* WORK TO DO: Return the count of lines with the string "label" in them, and nothing else.

[Figure collection entries]
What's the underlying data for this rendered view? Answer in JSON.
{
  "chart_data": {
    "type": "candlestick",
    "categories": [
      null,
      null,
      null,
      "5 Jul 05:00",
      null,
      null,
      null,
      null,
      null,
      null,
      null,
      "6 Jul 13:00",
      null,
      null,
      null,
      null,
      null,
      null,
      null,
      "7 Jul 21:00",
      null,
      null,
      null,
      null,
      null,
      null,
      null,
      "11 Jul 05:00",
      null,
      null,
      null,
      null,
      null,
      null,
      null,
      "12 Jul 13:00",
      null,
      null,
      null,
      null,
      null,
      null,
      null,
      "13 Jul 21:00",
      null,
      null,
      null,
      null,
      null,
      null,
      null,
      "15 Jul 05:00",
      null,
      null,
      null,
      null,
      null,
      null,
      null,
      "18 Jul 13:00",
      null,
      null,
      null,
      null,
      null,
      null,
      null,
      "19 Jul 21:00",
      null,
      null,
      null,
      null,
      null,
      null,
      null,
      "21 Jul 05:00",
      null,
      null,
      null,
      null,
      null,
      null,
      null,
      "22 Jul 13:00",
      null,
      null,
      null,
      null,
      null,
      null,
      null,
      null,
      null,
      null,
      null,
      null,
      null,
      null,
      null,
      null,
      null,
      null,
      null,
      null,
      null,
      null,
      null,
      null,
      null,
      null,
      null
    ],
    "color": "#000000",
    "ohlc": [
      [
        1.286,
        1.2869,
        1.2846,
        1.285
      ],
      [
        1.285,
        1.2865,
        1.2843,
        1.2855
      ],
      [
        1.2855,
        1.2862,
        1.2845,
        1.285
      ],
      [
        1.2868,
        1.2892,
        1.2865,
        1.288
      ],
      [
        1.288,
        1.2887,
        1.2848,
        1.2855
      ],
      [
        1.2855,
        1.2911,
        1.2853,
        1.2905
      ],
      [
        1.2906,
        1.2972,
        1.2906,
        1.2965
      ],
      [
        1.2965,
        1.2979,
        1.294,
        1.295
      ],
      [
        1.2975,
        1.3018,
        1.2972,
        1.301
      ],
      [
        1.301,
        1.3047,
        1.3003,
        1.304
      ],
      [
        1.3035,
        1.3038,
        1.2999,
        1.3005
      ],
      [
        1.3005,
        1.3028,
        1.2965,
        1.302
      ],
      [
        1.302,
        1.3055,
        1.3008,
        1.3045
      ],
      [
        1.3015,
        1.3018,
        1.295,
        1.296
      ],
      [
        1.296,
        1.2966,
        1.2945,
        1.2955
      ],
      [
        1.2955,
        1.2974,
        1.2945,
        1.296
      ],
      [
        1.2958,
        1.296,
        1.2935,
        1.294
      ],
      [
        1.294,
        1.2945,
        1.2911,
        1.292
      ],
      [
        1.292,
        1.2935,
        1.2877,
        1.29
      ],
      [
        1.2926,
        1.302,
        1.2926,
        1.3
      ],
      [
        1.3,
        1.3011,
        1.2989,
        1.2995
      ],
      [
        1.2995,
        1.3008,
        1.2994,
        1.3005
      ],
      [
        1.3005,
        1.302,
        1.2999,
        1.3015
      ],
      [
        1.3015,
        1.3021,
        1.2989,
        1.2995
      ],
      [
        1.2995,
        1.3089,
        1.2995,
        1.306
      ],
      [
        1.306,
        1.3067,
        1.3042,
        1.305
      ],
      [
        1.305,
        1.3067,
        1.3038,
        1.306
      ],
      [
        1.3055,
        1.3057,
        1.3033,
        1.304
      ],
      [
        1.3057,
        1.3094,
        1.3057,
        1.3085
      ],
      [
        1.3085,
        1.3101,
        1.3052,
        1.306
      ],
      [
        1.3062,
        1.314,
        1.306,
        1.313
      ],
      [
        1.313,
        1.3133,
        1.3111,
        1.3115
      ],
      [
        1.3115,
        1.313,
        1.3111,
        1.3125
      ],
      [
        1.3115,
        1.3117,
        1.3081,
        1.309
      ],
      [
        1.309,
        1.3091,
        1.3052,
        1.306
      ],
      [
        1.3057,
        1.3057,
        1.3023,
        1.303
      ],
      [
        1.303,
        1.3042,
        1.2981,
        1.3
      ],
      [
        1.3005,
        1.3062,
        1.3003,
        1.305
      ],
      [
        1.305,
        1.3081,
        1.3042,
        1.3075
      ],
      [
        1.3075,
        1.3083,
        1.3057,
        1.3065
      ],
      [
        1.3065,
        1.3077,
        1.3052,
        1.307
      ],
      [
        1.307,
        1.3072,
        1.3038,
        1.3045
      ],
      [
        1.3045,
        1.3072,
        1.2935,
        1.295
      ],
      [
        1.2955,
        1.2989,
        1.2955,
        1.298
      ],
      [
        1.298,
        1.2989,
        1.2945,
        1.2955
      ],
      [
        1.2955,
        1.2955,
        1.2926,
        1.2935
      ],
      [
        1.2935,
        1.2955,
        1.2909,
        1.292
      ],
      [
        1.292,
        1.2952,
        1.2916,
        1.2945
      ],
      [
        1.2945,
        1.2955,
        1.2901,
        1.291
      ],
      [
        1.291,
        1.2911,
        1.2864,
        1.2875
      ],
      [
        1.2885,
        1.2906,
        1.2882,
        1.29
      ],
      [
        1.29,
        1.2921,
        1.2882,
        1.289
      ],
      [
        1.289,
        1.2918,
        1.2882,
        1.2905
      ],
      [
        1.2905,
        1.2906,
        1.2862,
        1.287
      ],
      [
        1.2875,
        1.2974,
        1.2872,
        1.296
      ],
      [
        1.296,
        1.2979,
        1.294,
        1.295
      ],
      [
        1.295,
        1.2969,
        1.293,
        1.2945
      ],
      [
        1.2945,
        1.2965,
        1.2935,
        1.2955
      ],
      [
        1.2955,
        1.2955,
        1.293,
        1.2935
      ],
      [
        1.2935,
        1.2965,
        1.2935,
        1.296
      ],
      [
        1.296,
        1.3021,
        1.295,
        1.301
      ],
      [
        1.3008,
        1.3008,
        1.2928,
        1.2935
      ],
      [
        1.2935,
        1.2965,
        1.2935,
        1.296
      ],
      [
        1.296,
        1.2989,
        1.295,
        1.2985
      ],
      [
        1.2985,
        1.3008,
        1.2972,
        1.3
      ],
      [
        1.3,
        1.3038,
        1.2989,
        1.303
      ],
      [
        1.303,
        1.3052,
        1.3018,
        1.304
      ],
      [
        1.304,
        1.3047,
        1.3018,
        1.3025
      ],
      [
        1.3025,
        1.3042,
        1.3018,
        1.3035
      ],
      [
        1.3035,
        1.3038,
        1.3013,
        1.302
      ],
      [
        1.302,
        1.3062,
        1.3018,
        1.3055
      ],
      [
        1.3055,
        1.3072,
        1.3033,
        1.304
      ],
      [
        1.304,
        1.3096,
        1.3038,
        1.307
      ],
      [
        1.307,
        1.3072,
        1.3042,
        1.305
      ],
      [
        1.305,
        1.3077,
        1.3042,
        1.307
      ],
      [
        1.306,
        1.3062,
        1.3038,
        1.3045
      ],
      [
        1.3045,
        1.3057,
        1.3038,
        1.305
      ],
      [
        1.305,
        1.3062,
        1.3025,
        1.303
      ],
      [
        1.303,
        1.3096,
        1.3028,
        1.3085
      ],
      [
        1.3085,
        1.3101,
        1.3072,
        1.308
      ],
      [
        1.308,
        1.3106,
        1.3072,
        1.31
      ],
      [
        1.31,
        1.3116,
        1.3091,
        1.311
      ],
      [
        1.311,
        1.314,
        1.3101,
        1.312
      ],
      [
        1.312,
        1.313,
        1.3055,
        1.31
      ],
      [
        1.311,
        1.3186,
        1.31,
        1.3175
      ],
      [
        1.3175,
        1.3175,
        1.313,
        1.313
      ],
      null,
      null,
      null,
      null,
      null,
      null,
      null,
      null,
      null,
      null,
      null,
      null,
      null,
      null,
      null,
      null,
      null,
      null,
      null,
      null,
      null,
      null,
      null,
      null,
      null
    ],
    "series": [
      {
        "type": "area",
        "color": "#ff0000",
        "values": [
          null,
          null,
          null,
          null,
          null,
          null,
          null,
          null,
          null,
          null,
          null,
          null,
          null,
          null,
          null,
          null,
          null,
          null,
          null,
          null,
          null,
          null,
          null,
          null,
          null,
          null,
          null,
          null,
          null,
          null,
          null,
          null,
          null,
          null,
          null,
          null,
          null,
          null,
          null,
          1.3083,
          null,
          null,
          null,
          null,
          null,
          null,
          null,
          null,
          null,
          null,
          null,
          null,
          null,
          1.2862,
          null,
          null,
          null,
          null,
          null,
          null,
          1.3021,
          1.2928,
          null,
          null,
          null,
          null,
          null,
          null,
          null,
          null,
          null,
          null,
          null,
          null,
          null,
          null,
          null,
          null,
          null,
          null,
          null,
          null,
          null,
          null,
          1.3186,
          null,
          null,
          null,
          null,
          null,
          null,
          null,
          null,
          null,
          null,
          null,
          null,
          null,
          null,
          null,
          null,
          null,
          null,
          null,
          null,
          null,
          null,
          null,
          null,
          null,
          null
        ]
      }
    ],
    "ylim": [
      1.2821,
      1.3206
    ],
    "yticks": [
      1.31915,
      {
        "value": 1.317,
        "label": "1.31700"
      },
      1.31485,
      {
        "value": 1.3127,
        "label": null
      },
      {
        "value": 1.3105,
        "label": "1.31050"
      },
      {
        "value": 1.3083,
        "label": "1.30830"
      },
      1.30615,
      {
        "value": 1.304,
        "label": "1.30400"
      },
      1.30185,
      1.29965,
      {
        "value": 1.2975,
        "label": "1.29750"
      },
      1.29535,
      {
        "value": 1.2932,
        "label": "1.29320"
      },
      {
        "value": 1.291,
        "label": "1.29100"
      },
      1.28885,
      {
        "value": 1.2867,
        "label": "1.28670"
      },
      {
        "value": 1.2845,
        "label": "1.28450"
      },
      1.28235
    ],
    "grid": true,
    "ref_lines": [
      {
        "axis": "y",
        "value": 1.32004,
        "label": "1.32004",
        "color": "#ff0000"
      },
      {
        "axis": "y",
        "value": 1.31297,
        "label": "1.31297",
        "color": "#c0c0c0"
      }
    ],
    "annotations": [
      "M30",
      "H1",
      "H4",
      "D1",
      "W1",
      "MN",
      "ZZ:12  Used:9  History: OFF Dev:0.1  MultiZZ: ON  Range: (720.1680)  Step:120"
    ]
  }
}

* COMPLETE RESPONSE: 12